**REQUIRED WORK**: Transcribe all the entries word for word, skipping the pictures.

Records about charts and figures
** begin **

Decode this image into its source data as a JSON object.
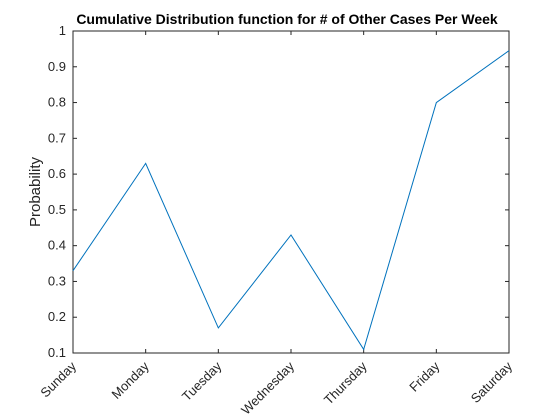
{
  "chart_data": {
    "type": "line",
    "title": "Cumulative Distribution function for # of Other Cases Per Week",
    "xlabel": "",
    "ylabel": "Probability",
    "categories": [
      "Sunday",
      "Monday",
      "Tuesday",
      "Wednesday",
      "Thursday",
      "Friday",
      "Saturday"
    ],
    "series": [
      {
        "values": [
          0.33,
          0.63,
          0.17,
          0.43,
          0.11,
          0.8,
          0.945
        ],
        "color": "#0072bd"
      }
    ],
    "ylim": [
      0.1,
      1
    ],
    "yticks": [
      "0.1",
      "0.2",
      "0.3",
      "0.4",
      "0.5",
      "0.6",
      "0.7",
      "0.8",
      "0.9",
      "1"
    ],
    "grid": false,
    "legend": "none"
  }
}
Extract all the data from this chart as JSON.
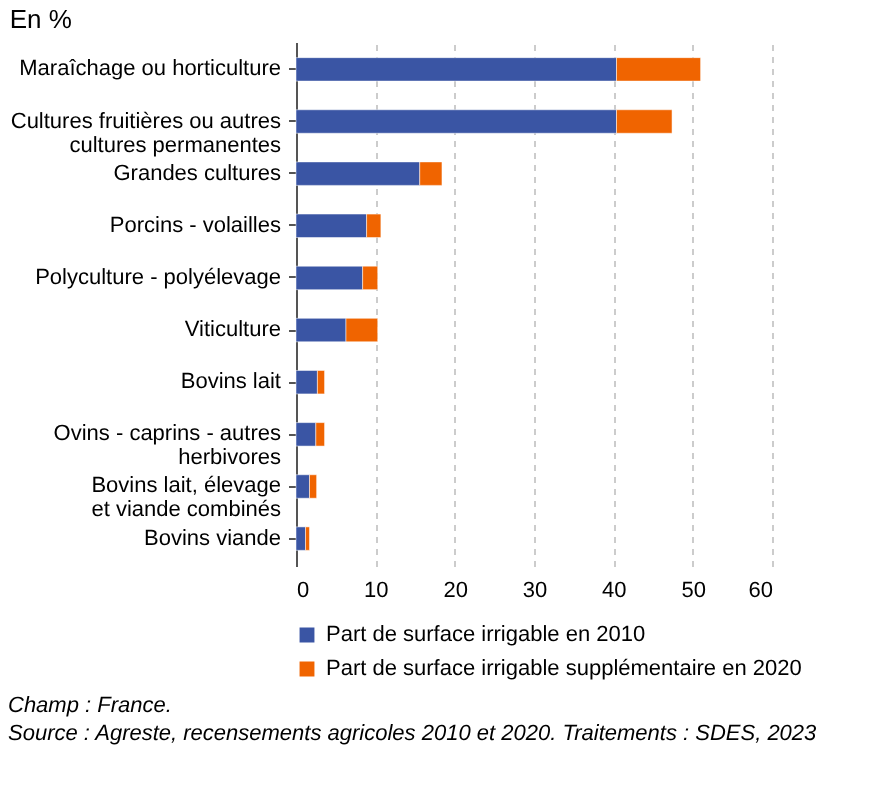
{
  "chart_data": {
    "type": "bar",
    "orientation": "horizontal",
    "stacked": true,
    "title": "En %",
    "categories": [
      "Maraîchage ou horticulture",
      "Cultures fruitières ou autres\ncultures permanentes",
      "Grandes cultures",
      "Porcins - volailles",
      "Polyculture - polyélevage",
      "Viticulture",
      "Bovins lait",
      "Ovins - caprins - autres\nherbivores",
      "Bovins lait, élevage\net viande combinés",
      "Bovins viande"
    ],
    "series": [
      {
        "name": "Part de surface irrigable en 2010",
        "color": "#3a55a4",
        "values": [
          40.4,
          40.4,
          15.6,
          8.9,
          8.4,
          6.3,
          2.7,
          2.5,
          1.7,
          1.2
        ]
      },
      {
        "name": "Part de surface irrigable supplémentaire en 2020",
        "color": "#f06400",
        "values": [
          10.6,
          7.0,
          2.8,
          1.8,
          1.9,
          4.0,
          0.9,
          1.1,
          0.9,
          0.5
        ]
      }
    ],
    "xlim": [
      0,
      60
    ],
    "xticks": [
      0,
      10,
      20,
      30,
      40,
      50,
      60
    ],
    "grid": "x",
    "legend": "bottom",
    "annotations": [
      "Champ : France.",
      "Source : Agreste, recensements agricoles 2010 et 2020. Traitements : SDES, 2023"
    ]
  }
}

** end **

**EXERCISE SOLUTION**:
Decode this image into its source data as a JSON object.
{
  "chart_data": {
    "type": "line",
    "title": "Cumulative Distribution function for # of Other Cases Per Week",
    "xlabel": "",
    "ylabel": "Probability",
    "categories": [
      "Sunday",
      "Monday",
      "Tuesday",
      "Wednesday",
      "Thursday",
      "Friday",
      "Saturday"
    ],
    "series": [
      {
        "values": [
          0.33,
          0.63,
          0.17,
          0.43,
          0.11,
          0.8,
          0.945
        ],
        "color": "#0072bd"
      }
    ],
    "ylim": [
      0.1,
      1
    ],
    "yticks": [
      "0.1",
      "0.2",
      "0.3",
      "0.4",
      "0.5",
      "0.6",
      "0.7",
      "0.8",
      "0.9",
      "1"
    ],
    "grid": false,
    "legend": "none"
  }
}
Extract all the data from this chart as JSON.
{
  "chart_data": {
    "type": "bar",
    "orientation": "horizontal",
    "stacked": true,
    "title": "En %",
    "categories": [
      "Maraîchage ou horticulture",
      "Cultures fruitières ou autres\ncultures permanentes",
      "Grandes cultures",
      "Porcins - volailles",
      "Polyculture - polyélevage",
      "Viticulture",
      "Bovins lait",
      "Ovins - caprins - autres\nherbivores",
      "Bovins lait, élevage\net viande combinés",
      "Bovins viande"
    ],
    "series": [
      {
        "name": "Part de surface irrigable en 2010",
        "color": "#3a55a4",
        "values": [
          40.4,
          40.4,
          15.6,
          8.9,
          8.4,
          6.3,
          2.7,
          2.5,
          1.7,
          1.2
        ]
      },
      {
        "name": "Part de surface irrigable supplémentaire en 2020",
        "color": "#f06400",
        "values": [
          10.6,
          7.0,
          2.8,
          1.8,
          1.9,
          4.0,
          0.9,
          1.1,
          0.9,
          0.5
        ]
      }
    ],
    "xlim": [
      0,
      60
    ],
    "xticks": [
      0,
      10,
      20,
      30,
      40,
      50,
      60
    ],
    "grid": "x",
    "legend": "bottom",
    "annotations": [
      "Champ : France.",
      "Source : Agreste, recensements agricoles 2010 et 2020. Traitements : SDES, 2023"
    ]
  }
}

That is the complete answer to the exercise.